◆ **Problem**: In the data below, find every line with the string "characteristic" and pull it out.

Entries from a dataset
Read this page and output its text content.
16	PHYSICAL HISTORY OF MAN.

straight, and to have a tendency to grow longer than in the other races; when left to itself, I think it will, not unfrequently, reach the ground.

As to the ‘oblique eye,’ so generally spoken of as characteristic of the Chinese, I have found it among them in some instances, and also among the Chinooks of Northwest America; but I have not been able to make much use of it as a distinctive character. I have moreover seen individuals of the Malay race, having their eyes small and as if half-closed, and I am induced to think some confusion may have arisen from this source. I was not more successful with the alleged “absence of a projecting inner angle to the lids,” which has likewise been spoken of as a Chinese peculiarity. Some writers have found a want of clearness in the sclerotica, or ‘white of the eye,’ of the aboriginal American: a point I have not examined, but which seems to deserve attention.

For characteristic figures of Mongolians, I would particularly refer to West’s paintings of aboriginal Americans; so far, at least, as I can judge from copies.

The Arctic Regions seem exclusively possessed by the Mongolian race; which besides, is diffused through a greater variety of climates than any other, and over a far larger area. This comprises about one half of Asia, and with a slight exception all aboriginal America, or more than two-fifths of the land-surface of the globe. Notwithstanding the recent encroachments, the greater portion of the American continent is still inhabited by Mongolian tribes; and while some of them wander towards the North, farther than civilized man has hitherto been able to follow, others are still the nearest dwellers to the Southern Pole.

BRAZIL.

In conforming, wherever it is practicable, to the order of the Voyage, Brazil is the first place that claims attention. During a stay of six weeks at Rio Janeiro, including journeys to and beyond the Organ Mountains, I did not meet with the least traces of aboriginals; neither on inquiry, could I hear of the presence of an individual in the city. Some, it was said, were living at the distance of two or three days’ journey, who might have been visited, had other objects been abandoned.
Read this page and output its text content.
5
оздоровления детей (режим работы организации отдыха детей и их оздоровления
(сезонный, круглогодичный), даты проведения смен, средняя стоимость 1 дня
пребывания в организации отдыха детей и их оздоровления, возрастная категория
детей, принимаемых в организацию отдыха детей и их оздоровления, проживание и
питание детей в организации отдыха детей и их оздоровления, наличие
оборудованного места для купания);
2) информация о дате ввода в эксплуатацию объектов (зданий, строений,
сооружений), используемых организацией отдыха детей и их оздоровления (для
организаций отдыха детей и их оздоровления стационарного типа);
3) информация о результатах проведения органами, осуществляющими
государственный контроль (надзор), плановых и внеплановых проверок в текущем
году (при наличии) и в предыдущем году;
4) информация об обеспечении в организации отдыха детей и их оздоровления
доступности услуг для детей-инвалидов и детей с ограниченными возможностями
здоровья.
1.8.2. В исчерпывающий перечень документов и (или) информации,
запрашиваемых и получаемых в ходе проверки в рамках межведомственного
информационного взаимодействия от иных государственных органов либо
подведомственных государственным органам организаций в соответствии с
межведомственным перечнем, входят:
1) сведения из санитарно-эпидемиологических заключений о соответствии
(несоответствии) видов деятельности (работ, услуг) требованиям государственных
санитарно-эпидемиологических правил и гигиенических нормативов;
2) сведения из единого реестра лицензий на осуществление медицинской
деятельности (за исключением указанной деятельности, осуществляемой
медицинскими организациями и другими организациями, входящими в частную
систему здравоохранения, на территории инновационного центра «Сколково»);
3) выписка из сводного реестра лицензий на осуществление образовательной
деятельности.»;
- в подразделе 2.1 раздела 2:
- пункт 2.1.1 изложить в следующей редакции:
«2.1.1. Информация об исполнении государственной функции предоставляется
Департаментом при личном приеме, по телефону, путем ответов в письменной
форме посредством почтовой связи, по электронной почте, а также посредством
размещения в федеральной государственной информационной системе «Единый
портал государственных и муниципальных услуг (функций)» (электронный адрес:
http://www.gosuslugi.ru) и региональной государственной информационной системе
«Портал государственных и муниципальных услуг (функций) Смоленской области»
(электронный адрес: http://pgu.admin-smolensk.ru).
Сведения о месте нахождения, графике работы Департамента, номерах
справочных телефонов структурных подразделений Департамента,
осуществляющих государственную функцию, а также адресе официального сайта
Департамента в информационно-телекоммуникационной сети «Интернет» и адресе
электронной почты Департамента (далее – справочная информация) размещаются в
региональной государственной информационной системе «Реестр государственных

◆ **Correct response**:
As to the ‘oblique eye,’ so generally spoken of as characteristic of the Chinese, I have found it among them in some instances, and also among the Chinooks of Northwest America; but I have not been able to make much use of it as a distinctive character. I have moreover seen individuals of the Malay race, having their eyes small and as if half-closed, and I am induced to think some confusion may have arisen from this source. I was not more successful with the alleged “absence of a projecting inner angle to the lids,” which has likewise been spoken of as a Chinese peculiarity. Some writers have found a want of clearness in the sclerotica, or ‘white of the eye,’ of the aboriginal American: a point I have not examined, but which seems to deserve attention.
For characteristic figures of Mongolians, I would particularly refer to West’s paintings of aboriginal Americans; so far, at least, as I can judge from copies.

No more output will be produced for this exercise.